**EXERCISE OBJECTIVE:** Which lines in the records below contain the word "proporcional"? Copy each one out.

Dataset excerpt:
= = = = =

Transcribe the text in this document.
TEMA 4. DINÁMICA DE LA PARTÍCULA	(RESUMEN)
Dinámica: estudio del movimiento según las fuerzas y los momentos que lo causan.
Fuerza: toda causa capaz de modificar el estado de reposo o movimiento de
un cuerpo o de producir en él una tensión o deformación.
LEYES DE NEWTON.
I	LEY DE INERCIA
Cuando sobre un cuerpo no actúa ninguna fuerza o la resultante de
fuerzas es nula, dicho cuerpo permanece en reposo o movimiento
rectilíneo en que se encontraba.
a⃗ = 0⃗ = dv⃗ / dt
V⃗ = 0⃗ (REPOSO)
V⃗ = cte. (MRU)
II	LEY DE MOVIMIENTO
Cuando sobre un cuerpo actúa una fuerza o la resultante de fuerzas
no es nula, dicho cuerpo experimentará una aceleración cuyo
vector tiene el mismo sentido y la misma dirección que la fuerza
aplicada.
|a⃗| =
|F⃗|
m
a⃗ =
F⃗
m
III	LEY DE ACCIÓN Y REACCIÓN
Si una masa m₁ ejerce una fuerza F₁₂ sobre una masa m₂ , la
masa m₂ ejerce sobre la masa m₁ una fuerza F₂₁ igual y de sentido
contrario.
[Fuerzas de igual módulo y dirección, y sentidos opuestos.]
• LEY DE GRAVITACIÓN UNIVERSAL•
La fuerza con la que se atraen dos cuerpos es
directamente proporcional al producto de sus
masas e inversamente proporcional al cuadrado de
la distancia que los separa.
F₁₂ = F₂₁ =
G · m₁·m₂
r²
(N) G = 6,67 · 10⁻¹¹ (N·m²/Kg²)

= = = = =

**REPLY TO THE EXERCISE:**
directamente proporcional al producto de sus
masas e inversamente proporcional al cuadrado de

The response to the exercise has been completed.